[EXERCISE PROMPT]: Provide nothing beyond the count of lines that include the string "source".

[Dataset listings of figures]
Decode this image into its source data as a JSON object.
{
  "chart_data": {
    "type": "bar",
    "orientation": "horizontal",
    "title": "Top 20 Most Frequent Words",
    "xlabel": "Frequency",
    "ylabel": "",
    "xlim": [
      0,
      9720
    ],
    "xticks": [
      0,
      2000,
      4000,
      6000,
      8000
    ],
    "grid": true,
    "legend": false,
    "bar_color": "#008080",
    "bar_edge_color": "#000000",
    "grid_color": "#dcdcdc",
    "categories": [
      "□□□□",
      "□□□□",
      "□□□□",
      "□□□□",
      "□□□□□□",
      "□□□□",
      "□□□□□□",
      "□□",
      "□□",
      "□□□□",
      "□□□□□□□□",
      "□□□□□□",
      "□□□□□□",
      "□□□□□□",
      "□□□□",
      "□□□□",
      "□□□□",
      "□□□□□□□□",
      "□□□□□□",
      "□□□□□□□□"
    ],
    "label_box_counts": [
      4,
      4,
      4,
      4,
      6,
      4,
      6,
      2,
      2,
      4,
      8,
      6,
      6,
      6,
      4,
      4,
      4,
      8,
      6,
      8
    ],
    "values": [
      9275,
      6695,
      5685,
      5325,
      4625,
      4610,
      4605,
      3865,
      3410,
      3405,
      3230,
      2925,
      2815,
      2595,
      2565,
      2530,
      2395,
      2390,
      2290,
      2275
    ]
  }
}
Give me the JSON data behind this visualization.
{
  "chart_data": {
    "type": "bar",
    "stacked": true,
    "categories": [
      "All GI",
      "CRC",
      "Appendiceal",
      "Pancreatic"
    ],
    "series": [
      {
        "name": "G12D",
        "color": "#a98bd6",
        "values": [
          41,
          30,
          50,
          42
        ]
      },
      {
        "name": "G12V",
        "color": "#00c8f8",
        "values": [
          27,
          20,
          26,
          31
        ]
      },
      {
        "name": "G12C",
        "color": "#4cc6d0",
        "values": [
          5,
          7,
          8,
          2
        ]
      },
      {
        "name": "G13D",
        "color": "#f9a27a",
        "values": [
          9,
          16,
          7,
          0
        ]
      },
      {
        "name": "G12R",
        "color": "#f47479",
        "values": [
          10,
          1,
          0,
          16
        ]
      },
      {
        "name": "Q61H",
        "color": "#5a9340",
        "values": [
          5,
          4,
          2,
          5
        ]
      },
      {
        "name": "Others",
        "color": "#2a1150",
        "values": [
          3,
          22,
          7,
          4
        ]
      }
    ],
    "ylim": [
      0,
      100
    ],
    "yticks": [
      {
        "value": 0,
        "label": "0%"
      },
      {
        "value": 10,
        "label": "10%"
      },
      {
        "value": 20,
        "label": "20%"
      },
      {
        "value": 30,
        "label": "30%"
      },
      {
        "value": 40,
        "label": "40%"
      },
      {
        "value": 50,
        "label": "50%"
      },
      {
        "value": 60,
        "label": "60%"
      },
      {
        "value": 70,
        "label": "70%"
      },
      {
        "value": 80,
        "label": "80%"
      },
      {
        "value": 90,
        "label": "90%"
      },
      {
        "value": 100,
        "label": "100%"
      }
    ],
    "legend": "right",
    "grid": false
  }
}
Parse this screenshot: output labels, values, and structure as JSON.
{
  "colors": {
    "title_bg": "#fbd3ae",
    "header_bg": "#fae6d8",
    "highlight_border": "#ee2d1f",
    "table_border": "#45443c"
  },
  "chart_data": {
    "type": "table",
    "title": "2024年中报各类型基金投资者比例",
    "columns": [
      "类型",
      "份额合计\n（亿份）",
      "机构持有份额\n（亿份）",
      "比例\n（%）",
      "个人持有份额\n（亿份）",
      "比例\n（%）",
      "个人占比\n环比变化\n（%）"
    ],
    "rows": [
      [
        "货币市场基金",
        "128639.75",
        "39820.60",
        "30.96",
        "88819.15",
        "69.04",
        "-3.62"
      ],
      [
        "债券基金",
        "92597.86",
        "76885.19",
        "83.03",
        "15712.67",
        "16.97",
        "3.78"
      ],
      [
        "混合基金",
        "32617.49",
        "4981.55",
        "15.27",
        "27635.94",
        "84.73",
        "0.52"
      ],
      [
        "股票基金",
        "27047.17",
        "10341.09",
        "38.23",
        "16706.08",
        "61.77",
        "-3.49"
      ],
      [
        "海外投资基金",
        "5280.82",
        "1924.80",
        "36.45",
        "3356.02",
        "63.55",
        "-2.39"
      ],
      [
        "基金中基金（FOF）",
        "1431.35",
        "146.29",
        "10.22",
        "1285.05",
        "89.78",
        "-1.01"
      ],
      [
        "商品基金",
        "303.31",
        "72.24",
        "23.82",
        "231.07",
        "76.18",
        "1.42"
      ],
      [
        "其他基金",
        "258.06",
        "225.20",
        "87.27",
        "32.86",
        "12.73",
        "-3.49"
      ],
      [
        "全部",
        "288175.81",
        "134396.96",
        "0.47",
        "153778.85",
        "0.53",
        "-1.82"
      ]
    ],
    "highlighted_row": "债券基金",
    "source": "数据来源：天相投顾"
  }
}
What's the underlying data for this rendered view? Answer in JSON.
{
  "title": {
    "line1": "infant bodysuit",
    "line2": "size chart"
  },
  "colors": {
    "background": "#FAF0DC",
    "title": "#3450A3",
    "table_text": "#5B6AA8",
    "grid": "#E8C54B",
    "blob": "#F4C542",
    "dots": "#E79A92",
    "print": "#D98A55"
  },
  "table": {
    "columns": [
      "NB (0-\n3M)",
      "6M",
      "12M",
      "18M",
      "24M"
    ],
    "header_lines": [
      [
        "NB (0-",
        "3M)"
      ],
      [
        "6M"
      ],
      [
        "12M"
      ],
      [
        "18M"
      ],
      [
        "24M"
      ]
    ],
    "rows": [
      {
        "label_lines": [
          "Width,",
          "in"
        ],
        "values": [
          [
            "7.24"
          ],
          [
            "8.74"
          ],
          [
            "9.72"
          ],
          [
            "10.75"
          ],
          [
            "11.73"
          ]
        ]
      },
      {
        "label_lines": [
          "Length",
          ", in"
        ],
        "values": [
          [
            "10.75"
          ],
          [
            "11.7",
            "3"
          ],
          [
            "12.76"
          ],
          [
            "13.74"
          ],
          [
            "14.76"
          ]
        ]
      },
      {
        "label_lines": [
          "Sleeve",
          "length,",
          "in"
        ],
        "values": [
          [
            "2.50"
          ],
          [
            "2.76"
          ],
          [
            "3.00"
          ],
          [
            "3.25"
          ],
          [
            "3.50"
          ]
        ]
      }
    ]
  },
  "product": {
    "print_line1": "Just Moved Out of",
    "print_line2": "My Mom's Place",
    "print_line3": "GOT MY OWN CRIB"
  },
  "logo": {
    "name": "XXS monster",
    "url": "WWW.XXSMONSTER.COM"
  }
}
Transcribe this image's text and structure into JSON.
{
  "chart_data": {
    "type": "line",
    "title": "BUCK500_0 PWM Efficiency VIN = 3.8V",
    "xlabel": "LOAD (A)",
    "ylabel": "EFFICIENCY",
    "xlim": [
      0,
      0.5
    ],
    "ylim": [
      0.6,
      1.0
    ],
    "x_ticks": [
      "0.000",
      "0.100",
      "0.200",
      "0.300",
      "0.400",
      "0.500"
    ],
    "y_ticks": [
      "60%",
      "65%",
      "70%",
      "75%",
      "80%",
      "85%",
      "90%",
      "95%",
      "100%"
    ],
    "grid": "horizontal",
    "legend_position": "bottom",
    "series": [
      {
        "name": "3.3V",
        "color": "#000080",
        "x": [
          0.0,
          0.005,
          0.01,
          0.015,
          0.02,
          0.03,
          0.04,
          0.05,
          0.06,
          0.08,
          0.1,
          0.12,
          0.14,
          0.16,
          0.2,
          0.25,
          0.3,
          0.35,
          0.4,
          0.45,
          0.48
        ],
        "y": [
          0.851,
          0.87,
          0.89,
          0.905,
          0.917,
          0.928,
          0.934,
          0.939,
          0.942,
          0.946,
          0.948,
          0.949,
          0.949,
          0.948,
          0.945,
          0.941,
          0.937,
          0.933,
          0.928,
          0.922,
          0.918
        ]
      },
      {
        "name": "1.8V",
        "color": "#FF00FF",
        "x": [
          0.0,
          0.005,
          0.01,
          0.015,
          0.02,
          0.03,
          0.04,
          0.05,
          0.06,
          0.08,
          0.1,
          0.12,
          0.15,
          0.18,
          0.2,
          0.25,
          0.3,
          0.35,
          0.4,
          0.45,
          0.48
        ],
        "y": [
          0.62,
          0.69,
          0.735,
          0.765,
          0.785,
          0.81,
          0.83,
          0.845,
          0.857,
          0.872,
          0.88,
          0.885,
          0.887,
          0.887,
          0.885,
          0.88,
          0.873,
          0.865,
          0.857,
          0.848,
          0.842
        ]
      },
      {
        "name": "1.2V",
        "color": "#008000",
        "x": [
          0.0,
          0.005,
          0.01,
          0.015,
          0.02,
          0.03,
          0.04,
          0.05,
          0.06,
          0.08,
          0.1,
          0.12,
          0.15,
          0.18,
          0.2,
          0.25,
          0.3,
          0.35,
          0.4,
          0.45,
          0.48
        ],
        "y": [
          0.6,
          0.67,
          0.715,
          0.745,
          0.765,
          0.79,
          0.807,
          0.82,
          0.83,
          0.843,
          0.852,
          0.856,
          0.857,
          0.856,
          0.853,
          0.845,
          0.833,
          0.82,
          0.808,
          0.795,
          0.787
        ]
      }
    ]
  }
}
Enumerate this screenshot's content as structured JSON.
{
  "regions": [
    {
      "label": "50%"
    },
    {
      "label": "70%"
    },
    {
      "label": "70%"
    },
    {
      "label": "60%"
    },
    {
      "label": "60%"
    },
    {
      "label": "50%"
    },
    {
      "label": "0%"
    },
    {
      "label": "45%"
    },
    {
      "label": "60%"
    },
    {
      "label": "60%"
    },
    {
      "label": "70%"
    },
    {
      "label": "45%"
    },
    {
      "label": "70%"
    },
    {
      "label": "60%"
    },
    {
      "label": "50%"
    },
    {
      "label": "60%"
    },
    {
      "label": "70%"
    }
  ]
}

[ANSWER TO THIS TASK]: 2